▸ **ENTRIES SHOWN**
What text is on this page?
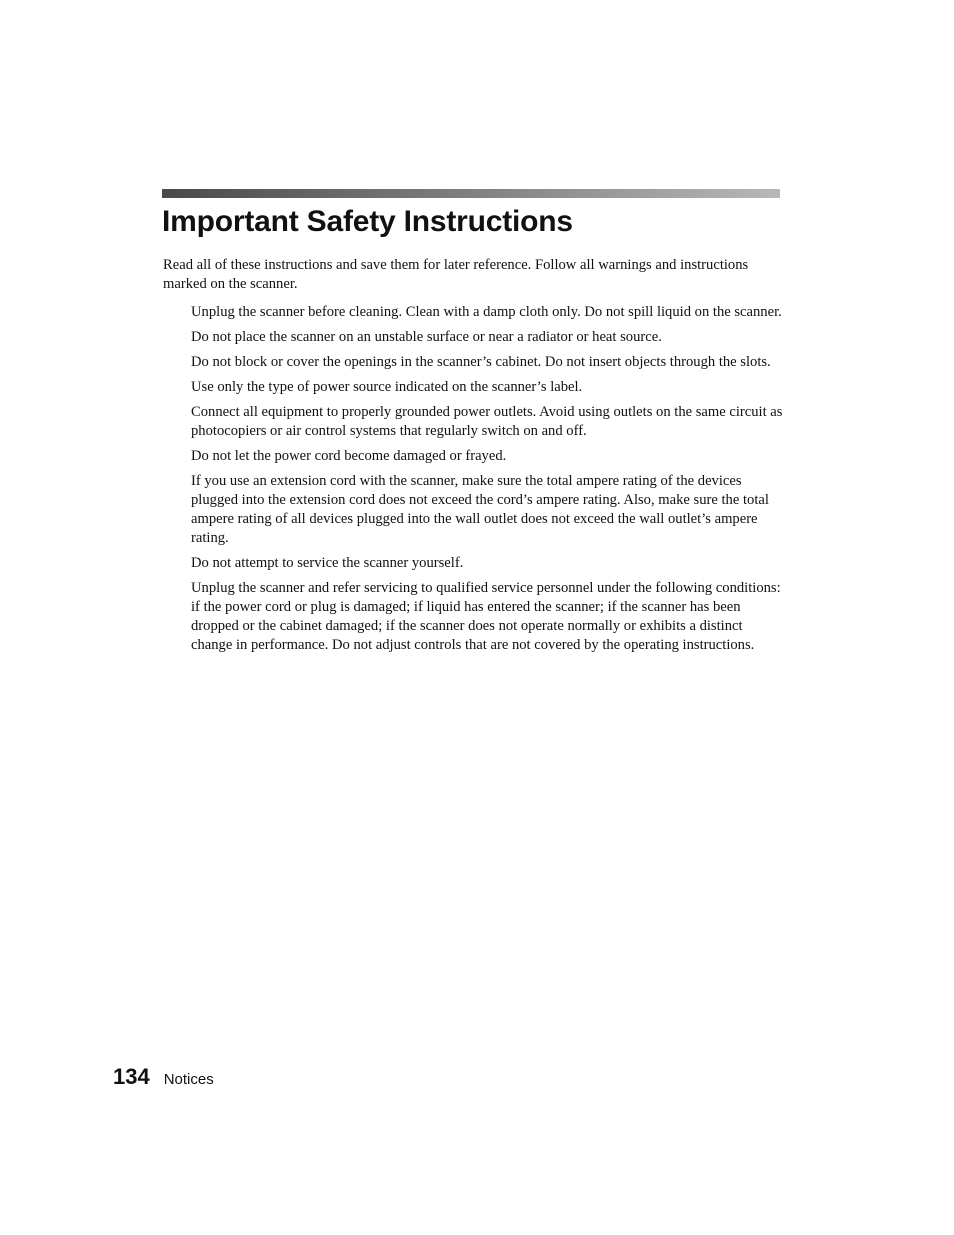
Important Safety Instructions

Read all of these instructions and save them for later reference. Follow all warnings and instructions marked on the scanner.

Unplug the scanner before cleaning. Clean with a damp cloth only. Do not spill liquid on the scanner.
Do not place the scanner on an unstable surface or near a radiator or heat source.
Do not block or cover the openings in the scanner’s cabinet. Do not insert objects through the slots.
Use only the type of power source indicated on the scanner’s label.
Connect all equipment to properly grounded power outlets. Avoid using outlets on the same circuit as photocopiers or air control systems that regularly switch on and off.
Do not let the power cord become damaged or frayed.
If you use an extension cord with the scanner, make sure the total ampere rating of the devices plugged into the extension cord does not exceed the cord’s ampere rating. Also, make sure the total ampere rating of all devices plugged into the wall outlet does not exceed the wall outlet’s ampere rating.
Do not attempt to service the scanner yourself.
Unplug the scanner and refer servicing to qualified service personnel under the following conditions: if the power cord or plug is damaged; if liquid has entered the scanner; if the scanner has been dropped or the cabinet damaged; if the scanner does not operate normally or exhibits a distinct change in performance. Do not adjust controls that are not covered by the operating instructions.
134 Notices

▸ **PROBLEM REQUIREMENTS**
Every record above should be transcribed exactly; the pictures stay out of the copy.

▸ **TASK SOLUTION**
What text is on this page?
Important Safety Instructions

Read all of these instructions and save them for later reference. Follow all warnings and instructions marked on the scanner.

Unplug the scanner before cleaning. Clean with a damp cloth only. Do not spill liquid on the scanner.
Do not place the scanner on an unstable surface or near a radiator or heat source.
Do not block or cover the openings in the scanner’s cabinet. Do not insert objects through the slots.
Use only the type of power source indicated on the scanner’s label.
Connect all equipment to properly grounded power outlets. Avoid using outlets on the same circuit as photocopiers or air control systems that regularly switch on and off.
Do not let the power cord become damaged or frayed.
If you use an extension cord with the scanner, make sure the total ampere rating of the devices plugged into the extension cord does not exceed the cord’s ampere rating. Also, make sure the total ampere rating of all devices plugged into the wall outlet does not exceed the wall outlet’s ampere rating.
Do not attempt to service the scanner yourself.
Unplug the scanner and refer servicing to qualified service personnel under the following conditions: if the power cord or plug is damaged; if liquid has entered the scanner; if the scanner has been dropped or the cabinet damaged; if the scanner does not operate normally or exhibits a distinct change in performance. Do not adjust controls that are not covered by the operating instructions.
134 Notices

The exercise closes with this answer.